Graphene Could Build Better Bulletproof Vests

Chuck Bednar for redOrbit.com – Your Universe Online
Writing in the latest edition of the journal Science, Rice University and the University of Massachusetts researchers demonstrate that bulletproof vests made from graphene could withstand the impact of a bullet better than those made from steel or Kevlar.
According to BBC News online science editor Paul Rincon, Jae-Hwang Lee of the University of Massachusetts Department of Mechanical and Industrial Engineering and his colleagues carried out small-scale ballistics tests by firing silica spheres at sheets of the thin, nearly transparent sheets of pure carbon. They found that graphene can be stronger than steel when absorbing impact.
The material, Rincon explains, consists of a sheet of single atoms that have been arranged in a honeycomb structure. It is thin, strong and flexible, and is also an extremely efficient conductor of heat and electricity. Lee’s team used lasers to observe the silica spheres as they penetrated sheets of the material that were 10 to 100 layers thick, and compared the kinetic energy of those so-called “microbullets” both before and after piercing the graphene.
“Observations using an electron microscope revealed that graphene dissipates energy by stretching into a cone shape and then cracking in various directions,” he said. The tests demonstrated that the material’s “extraordinary strength, elasticity and stiffness allowed it to absorb between eight and 10 times the impacts” of steel, but that the impact left a “wider impact hole” in the graphene, which Rincon calls “a potential disadvantage.”

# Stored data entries
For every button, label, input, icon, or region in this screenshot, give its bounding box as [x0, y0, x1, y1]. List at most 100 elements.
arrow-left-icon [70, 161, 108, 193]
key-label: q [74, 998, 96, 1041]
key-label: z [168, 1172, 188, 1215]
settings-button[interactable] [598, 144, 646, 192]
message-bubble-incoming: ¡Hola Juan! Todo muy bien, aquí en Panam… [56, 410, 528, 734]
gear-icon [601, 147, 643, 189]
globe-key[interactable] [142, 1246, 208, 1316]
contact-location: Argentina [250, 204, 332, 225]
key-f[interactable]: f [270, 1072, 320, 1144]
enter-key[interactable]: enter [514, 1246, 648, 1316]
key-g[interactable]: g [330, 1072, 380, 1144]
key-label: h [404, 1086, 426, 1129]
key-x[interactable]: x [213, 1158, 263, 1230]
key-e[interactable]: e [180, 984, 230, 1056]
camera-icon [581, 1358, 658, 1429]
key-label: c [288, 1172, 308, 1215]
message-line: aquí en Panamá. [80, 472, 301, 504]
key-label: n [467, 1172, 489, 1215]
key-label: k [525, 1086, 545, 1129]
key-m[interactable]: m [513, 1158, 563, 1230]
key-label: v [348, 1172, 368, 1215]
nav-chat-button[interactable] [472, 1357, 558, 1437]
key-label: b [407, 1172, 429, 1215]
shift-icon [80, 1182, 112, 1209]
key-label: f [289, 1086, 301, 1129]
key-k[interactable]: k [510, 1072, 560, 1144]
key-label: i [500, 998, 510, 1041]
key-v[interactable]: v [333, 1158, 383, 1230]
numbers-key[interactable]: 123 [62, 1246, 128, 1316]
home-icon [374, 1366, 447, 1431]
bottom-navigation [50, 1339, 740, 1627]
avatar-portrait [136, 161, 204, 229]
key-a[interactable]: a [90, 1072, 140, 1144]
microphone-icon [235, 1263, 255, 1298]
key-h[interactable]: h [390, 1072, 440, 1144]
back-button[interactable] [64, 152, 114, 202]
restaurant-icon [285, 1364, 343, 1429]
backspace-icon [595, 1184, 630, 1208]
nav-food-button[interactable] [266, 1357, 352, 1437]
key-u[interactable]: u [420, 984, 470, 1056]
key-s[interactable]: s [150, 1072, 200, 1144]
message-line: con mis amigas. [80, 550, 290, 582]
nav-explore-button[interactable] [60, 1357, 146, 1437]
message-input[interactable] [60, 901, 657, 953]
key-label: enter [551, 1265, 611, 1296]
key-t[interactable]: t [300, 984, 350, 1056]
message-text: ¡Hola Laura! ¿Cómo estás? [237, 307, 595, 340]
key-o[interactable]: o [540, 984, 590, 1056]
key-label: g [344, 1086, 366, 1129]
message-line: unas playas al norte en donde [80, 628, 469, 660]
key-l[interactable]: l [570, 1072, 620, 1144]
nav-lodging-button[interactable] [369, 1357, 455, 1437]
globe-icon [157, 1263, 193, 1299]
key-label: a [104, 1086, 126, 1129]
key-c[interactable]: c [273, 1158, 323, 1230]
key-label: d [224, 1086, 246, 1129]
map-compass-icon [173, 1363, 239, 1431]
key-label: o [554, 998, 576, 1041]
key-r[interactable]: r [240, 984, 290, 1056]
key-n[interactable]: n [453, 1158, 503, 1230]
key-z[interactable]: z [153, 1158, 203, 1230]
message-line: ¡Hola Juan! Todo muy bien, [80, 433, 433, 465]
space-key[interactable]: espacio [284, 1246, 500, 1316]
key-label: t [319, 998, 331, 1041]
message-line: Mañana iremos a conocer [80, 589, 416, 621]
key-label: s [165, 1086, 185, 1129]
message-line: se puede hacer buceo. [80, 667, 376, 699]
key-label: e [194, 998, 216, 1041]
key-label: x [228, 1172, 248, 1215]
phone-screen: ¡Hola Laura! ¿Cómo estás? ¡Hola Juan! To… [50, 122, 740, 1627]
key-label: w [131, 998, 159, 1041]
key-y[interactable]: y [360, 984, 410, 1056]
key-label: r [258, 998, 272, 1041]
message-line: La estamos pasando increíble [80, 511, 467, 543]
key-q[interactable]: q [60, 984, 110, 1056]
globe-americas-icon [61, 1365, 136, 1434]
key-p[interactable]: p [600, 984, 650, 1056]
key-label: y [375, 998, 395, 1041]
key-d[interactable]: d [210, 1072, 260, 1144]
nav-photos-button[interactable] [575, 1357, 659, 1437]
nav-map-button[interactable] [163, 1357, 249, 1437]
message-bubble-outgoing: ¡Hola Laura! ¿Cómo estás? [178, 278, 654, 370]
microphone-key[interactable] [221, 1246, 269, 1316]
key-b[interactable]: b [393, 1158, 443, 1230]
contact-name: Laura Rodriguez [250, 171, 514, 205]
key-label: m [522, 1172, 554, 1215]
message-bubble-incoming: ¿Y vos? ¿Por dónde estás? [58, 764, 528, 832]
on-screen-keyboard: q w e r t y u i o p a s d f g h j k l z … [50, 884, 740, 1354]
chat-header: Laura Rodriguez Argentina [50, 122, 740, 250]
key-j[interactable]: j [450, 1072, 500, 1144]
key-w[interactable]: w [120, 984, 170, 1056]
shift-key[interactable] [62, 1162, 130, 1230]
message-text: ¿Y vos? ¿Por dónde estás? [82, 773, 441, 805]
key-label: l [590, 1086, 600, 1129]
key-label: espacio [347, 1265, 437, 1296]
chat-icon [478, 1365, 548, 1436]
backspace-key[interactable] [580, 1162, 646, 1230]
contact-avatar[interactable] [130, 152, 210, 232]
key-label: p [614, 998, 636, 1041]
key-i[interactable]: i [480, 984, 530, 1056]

# REQUIREMENT 1
According to the graphene article, what shape does graphene stretch into as it dissipates the energy of an impact?
# REQUIREMENT 2
Continue the article about graphene bulletproof vests from its last sentence.

# ANSWER AREA 1
A cone shape.

# ANSWER AREA 2
Ever since graphene was first discovered in 2004, researchers have been performing extreme stunts to demonstrate its strength, Matthew Gunther of RSC’s Chemistry World explained. However, while there have been claims that the material “could withstand the force of an elephant balancing on a pencil,” this marks the first time it has been “subjected to the extreme conditions of high speed ballistics, the true strength test for armored materials.”
Lee explained to Gunther that they were unable to use conventional methods such as using a gun barrel or gunpowder on a test of this scale, so instead they used the laser to accelerate a microscale silica sphere at the multilayer graphene targets. That bullet was propelled into the stacked graphene sheets at of speeds of up to 2000 mph by the gases produced by laser pulses rapidly evaporating a gold film, he added, and the researchers calculated the energy difference of the bullet both before and after impact to determine how much energy was absorbed.
“The researchers found that the sheets were able to dissipate the energy of the bullet by stretching backwards – sort of like when someone jumps on a trampoline,” said Bob Yirka of PhysOrg. “The researchers found that the graphene was able to perform twice as well as Kevlar, the material currently used in bullet-proof vests, and up to ten times as well as steel.”
“The ability of graphene to dissipate energy, the team explains, is due to a high degree of stiffness combined with low density, which means that energy can move through it very quickly, allowing for the dissipation of energy from something traveling as fast as a bullet,” he added. “The researchers efforts show that graphene could very well mean a better bullet-proof vest, if a way could be found to produce it in enough quantity and at a low enough price.”